Extracted data entries
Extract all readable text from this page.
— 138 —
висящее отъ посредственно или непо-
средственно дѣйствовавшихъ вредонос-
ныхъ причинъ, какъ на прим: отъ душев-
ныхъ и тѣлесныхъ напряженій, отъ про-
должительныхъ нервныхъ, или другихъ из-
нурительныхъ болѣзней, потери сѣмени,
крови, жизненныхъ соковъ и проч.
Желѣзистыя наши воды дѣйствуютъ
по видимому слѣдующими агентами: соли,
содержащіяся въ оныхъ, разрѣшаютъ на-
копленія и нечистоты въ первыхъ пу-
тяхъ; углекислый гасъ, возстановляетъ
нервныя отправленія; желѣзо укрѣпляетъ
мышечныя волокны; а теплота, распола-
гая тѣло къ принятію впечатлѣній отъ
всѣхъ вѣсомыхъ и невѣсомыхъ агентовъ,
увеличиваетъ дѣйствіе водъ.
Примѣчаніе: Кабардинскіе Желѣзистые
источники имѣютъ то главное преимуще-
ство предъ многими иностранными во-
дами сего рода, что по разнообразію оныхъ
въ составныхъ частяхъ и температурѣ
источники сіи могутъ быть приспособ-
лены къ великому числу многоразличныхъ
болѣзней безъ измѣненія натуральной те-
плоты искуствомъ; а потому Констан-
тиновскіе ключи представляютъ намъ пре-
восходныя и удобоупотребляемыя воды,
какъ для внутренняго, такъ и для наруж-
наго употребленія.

*TASK DETAILS:*
Copy out the whole listing exactly as written.

*COMPLETE RESPONSE:*
Extract all readable text from this page.
— 138 —
висящее отъ посредственно или непо-
средственно дѣйствовавшихъ вредонос-
ныхъ причинъ, какъ на прим: отъ душев-
ныхъ и тѣлесныхъ напряженій, отъ про-
должительныхъ нервныхъ, или другихъ из-
нурительныхъ болѣзней, потери сѣмени,
крови, жизненныхъ соковъ и проч.
Желѣзистыя наши воды дѣйствуютъ
по видимому слѣдующими агентами: соли,
содержащіяся въ оныхъ, разрѣшаютъ на-
копленія и нечистоты въ первыхъ пу-
тяхъ; углекислый гасъ, возстановляетъ
нервныя отправленія; желѣзо укрѣпляетъ
мышечныя волокны; а теплота, распола-
гая тѣло къ принятію впечатлѣній отъ
всѣхъ вѣсомыхъ и невѣсомыхъ агентовъ,
увеличиваетъ дѣйствіе водъ.
Примѣчаніе: Кабардинскіе Желѣзистые
источники имѣютъ то главное преимуще-
ство предъ многими иностранными во-
дами сего рода, что по разнообразію оныхъ
въ составныхъ частяхъ и температурѣ
источники сіи могутъ быть приспособ-
лены къ великому числу многоразличныхъ
болѣзней безъ измѣненія натуральной те-
плоты искуствомъ; а потому Констан-
тиновскіе ключи представляютъ намъ пре-
восходныя и удобоупотребляемыя воды,
какъ для внутренняго, такъ и для наруж-
наго употребленія.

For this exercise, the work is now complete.